> [REQUIRED WORK]:
List each line of the data that holds the word "degli".

[Entries taken from a collection]
----------------------------------------

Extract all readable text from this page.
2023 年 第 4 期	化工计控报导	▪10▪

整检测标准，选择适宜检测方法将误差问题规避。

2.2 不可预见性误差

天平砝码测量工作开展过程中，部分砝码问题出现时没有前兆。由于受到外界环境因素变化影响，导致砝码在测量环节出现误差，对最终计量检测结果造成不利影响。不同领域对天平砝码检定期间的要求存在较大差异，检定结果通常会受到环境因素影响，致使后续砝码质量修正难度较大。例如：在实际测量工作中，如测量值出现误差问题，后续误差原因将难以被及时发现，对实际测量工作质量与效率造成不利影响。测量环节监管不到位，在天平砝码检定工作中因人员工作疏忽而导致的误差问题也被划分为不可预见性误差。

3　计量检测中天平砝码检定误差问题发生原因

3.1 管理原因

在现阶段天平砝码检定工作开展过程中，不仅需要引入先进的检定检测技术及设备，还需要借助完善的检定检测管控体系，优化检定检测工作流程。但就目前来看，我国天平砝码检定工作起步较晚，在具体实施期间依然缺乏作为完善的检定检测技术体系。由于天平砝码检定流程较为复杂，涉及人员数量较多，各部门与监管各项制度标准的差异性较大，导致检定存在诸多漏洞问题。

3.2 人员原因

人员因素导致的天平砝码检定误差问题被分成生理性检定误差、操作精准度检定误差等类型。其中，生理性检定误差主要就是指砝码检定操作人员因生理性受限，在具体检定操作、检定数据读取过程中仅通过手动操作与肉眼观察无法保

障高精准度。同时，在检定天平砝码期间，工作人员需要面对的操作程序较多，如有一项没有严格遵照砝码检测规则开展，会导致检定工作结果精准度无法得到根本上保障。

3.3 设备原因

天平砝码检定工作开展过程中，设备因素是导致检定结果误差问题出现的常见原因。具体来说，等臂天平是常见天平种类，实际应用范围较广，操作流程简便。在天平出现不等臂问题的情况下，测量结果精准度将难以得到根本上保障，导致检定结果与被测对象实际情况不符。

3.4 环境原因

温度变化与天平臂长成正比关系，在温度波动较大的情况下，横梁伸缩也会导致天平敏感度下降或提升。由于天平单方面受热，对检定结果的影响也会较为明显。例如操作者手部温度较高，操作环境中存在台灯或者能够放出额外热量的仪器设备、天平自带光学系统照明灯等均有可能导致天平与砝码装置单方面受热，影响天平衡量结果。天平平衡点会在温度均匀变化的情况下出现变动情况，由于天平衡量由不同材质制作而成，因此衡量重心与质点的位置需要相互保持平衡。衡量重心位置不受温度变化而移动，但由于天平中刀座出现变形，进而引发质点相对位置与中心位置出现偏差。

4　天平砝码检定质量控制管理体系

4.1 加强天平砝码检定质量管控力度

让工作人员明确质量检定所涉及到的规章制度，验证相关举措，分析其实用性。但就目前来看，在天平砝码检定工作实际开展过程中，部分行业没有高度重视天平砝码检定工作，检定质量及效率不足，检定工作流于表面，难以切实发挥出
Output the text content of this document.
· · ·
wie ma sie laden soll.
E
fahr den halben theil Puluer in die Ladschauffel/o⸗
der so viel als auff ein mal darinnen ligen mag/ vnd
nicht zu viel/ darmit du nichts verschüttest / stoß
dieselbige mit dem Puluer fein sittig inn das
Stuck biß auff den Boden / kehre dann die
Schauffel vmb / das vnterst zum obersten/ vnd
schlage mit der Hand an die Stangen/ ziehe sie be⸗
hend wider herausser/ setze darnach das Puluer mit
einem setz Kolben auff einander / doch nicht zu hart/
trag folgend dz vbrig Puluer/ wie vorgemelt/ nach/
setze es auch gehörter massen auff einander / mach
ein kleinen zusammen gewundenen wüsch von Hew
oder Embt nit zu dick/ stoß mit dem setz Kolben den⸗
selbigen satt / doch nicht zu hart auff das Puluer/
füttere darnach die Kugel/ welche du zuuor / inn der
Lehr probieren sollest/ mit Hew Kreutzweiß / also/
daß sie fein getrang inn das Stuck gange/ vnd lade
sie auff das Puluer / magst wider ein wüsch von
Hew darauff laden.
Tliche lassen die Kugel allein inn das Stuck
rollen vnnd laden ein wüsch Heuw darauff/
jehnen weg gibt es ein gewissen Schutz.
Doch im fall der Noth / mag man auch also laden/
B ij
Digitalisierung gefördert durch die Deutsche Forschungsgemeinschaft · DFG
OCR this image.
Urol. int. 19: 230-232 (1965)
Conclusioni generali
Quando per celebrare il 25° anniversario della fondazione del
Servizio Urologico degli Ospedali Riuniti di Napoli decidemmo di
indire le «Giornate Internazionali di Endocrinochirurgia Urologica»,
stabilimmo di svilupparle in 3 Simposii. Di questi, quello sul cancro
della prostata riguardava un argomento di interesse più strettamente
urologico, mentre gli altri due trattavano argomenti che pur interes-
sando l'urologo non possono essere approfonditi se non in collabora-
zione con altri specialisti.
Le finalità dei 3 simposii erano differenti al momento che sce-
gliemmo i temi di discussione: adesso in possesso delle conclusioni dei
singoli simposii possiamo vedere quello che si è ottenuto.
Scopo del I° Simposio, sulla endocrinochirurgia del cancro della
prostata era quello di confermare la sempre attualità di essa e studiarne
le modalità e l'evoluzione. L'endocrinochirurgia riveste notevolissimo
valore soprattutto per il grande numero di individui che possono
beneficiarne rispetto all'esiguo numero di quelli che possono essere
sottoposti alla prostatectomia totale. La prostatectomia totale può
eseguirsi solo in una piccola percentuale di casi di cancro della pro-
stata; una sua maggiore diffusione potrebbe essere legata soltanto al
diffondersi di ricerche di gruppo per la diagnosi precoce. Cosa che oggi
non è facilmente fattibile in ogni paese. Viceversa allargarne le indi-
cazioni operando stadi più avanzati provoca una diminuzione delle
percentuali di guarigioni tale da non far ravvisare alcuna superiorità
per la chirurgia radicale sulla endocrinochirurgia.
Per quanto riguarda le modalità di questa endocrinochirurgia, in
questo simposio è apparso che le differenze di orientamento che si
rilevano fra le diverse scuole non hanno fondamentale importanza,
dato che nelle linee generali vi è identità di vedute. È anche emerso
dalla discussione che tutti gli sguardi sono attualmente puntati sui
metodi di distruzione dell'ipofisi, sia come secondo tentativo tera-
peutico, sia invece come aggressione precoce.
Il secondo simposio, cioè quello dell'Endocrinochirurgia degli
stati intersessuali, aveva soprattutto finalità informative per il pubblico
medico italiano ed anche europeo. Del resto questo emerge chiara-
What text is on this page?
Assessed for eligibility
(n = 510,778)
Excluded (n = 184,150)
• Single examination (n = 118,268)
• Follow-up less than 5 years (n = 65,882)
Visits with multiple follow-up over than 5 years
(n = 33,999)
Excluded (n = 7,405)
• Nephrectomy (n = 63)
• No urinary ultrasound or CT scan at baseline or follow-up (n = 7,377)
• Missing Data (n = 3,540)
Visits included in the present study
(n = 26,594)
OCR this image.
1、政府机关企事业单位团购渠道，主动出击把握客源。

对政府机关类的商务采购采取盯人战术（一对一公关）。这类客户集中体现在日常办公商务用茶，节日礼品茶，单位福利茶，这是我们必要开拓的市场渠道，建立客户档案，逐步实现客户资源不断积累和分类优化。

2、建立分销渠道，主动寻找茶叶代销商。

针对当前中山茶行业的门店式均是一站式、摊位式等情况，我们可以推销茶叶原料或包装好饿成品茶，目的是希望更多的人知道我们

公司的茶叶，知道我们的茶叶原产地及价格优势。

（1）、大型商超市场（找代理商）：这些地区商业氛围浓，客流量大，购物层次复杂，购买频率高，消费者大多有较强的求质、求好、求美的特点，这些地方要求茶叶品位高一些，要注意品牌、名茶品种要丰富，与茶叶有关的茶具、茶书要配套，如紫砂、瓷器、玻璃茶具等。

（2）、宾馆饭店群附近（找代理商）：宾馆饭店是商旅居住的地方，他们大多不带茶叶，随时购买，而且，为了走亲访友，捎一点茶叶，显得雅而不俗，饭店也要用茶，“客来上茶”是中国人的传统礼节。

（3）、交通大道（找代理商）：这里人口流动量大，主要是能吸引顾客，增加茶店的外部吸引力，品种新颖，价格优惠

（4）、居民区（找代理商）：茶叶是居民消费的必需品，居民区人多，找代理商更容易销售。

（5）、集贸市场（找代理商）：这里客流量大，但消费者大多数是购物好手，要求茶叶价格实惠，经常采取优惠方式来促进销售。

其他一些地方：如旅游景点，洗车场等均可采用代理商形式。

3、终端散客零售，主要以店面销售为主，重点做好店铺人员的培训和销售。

----------------------------------------

> [CORRECT OUTPUT]:
Servizio Urologico degli Ospedali Riuniti di Napoli decidemmo di
Il secondo simposio, cioè quello dell'Endocrinochirurgia degli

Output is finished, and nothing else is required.